EXERCISE DESCRIPTION. Locate each line in the records containing "layers". Copy it.

═════ TASK INPUT

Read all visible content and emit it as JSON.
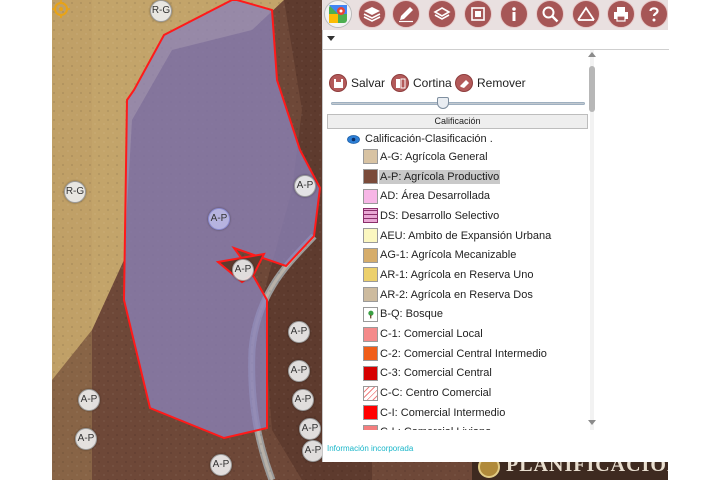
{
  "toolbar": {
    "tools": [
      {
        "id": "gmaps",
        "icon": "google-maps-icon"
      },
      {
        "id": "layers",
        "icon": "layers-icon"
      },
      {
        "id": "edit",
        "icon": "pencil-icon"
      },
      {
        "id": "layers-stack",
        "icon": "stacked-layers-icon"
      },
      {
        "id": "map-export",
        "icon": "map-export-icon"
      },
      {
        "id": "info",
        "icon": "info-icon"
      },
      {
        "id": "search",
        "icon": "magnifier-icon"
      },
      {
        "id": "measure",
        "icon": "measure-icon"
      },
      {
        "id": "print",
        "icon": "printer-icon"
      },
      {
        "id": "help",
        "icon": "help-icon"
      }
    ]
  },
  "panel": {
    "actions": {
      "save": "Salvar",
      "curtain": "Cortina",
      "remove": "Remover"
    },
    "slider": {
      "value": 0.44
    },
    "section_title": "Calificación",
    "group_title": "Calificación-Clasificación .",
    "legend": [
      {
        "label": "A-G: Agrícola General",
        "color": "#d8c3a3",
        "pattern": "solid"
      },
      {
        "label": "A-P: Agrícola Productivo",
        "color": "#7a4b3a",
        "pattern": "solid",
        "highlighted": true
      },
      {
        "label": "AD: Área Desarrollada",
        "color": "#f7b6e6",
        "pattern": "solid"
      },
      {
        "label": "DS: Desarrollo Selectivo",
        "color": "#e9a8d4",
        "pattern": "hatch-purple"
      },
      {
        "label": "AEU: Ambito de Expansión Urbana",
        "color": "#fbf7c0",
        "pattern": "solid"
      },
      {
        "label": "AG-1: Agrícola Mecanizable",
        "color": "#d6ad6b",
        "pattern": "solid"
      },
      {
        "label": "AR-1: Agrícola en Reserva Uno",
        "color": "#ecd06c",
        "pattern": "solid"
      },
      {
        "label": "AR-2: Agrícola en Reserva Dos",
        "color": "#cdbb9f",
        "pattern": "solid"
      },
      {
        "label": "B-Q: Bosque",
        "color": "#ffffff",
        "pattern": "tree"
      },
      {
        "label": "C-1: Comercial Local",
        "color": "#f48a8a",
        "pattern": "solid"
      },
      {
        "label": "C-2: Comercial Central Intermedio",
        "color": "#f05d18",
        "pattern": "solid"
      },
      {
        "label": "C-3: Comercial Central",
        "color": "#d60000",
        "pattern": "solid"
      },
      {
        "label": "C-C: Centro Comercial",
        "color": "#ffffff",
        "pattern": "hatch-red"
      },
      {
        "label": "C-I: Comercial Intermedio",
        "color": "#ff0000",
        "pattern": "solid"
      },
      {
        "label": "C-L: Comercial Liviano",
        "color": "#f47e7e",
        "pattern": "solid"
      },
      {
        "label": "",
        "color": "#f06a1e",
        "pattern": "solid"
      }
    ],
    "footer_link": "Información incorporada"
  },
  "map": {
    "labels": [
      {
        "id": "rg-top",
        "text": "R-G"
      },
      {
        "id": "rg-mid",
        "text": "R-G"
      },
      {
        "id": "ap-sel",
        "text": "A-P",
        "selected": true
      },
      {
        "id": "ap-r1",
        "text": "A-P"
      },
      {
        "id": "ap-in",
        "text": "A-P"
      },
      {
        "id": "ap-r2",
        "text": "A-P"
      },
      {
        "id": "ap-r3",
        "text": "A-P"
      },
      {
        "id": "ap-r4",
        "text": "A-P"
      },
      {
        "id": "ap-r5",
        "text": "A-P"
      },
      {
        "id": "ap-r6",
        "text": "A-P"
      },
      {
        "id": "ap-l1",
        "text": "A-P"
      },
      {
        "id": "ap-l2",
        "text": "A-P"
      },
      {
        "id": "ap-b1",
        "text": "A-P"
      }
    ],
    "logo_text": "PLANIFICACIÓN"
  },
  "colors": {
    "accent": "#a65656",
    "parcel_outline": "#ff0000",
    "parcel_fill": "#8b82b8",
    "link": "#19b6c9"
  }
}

══════════
═════ TASK INPUT

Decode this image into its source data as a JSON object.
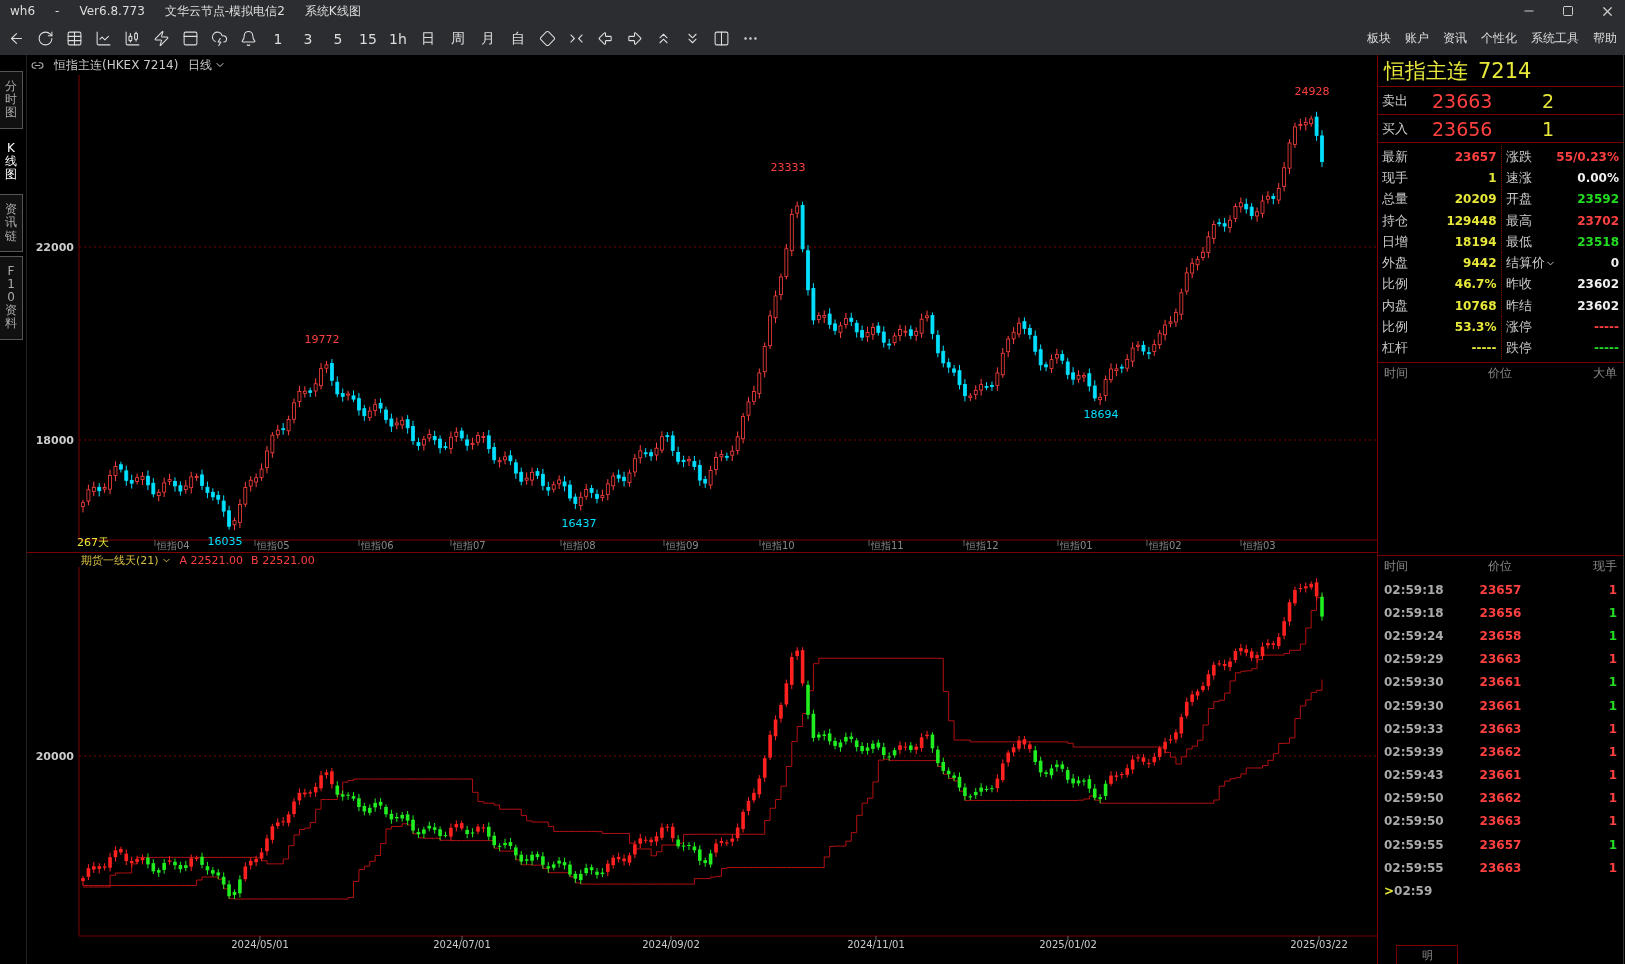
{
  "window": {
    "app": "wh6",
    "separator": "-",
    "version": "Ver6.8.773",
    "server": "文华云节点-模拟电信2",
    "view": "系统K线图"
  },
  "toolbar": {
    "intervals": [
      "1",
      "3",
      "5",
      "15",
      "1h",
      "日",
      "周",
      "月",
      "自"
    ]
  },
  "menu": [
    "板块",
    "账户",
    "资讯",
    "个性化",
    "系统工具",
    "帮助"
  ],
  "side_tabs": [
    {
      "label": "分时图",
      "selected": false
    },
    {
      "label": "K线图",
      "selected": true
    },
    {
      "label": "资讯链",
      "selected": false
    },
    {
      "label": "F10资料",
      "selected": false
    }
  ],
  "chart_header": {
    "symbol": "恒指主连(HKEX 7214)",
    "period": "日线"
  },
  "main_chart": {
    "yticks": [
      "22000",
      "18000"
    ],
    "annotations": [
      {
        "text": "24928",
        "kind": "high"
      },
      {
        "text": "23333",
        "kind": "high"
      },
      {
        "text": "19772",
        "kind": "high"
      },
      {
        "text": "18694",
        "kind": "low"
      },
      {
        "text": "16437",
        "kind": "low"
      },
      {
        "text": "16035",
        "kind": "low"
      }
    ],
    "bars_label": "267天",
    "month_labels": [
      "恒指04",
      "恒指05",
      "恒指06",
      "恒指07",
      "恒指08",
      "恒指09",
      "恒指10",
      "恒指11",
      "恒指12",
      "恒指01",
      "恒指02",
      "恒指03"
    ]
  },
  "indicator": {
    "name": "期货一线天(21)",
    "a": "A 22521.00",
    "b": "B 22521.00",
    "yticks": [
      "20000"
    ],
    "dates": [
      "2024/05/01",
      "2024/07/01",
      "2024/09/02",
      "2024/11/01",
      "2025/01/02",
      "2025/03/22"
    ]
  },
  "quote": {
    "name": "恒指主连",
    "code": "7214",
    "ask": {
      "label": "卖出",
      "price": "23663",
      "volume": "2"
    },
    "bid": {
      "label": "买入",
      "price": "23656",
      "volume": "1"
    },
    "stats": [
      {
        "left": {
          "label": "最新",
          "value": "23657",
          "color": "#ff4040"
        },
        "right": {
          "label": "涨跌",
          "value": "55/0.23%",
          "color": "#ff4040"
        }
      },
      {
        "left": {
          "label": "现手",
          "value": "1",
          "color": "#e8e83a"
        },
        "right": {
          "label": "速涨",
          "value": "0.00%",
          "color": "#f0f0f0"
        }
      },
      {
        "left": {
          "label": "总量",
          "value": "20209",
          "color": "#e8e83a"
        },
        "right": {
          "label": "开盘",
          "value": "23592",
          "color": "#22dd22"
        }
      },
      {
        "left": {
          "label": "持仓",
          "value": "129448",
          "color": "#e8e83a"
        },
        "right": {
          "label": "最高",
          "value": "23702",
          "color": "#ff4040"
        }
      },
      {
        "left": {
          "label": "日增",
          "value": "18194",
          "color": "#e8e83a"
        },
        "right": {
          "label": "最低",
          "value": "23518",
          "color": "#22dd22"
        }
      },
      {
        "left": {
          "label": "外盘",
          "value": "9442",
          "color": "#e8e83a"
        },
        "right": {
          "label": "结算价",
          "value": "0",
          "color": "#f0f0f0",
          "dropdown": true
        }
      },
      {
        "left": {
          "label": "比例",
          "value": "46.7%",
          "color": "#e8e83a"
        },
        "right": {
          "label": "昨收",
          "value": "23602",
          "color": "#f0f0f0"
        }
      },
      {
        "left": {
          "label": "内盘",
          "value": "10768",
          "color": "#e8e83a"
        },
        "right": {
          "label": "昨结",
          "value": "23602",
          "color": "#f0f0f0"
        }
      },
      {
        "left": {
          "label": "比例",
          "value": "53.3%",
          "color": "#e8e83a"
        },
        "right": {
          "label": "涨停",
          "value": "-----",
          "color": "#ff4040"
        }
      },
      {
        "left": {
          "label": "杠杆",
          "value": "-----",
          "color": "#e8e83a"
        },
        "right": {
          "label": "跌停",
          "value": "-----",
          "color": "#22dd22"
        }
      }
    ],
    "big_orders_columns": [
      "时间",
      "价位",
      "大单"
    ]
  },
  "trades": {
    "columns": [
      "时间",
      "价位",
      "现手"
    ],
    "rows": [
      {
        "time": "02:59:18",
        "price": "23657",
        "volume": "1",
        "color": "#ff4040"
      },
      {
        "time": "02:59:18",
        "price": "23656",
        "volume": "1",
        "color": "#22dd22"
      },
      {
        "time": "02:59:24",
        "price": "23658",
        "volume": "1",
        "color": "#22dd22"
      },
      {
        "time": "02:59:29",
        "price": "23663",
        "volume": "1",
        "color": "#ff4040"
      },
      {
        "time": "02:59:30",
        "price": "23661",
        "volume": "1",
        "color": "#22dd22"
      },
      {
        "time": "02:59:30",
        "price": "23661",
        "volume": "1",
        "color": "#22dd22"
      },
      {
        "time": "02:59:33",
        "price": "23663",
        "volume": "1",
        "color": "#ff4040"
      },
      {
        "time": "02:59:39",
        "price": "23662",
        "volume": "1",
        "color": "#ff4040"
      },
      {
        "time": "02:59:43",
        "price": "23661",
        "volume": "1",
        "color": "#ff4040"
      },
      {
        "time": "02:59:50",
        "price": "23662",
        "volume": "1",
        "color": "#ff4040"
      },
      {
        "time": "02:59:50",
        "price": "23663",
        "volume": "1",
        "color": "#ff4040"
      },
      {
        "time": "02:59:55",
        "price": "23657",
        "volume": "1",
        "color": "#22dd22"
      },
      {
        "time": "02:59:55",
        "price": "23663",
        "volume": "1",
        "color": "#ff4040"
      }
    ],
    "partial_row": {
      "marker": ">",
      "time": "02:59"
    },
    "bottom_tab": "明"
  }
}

══════════
═════ TASK INPUT

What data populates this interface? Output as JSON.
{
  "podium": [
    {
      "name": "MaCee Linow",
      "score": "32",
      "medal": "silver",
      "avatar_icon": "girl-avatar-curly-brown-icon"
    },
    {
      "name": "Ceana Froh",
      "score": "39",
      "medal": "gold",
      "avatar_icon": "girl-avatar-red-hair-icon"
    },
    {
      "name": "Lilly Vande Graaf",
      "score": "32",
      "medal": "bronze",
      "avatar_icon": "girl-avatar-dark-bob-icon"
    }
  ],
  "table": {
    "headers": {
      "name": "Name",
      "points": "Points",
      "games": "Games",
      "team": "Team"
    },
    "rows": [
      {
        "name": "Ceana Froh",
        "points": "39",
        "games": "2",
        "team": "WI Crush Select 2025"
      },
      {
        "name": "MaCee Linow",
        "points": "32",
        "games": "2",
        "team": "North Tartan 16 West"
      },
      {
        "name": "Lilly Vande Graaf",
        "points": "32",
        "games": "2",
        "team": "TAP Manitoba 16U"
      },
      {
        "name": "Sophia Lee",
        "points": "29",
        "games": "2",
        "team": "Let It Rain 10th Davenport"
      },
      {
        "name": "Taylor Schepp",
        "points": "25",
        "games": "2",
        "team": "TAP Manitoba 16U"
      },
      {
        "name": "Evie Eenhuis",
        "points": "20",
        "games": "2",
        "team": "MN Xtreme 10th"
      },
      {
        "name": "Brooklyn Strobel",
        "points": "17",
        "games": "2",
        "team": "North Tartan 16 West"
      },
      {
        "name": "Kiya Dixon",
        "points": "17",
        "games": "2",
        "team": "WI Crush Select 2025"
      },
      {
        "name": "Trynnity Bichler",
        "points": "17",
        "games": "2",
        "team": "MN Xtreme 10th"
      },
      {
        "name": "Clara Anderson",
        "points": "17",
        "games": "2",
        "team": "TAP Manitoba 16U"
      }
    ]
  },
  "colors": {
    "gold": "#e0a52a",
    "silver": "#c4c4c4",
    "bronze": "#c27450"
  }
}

══════════

EXERCISE OUTPUT.
        "id": "layers",
        "icon": "layers-icon"
        "id": "layers-stack",
        "icon": "stacked-layers-icon"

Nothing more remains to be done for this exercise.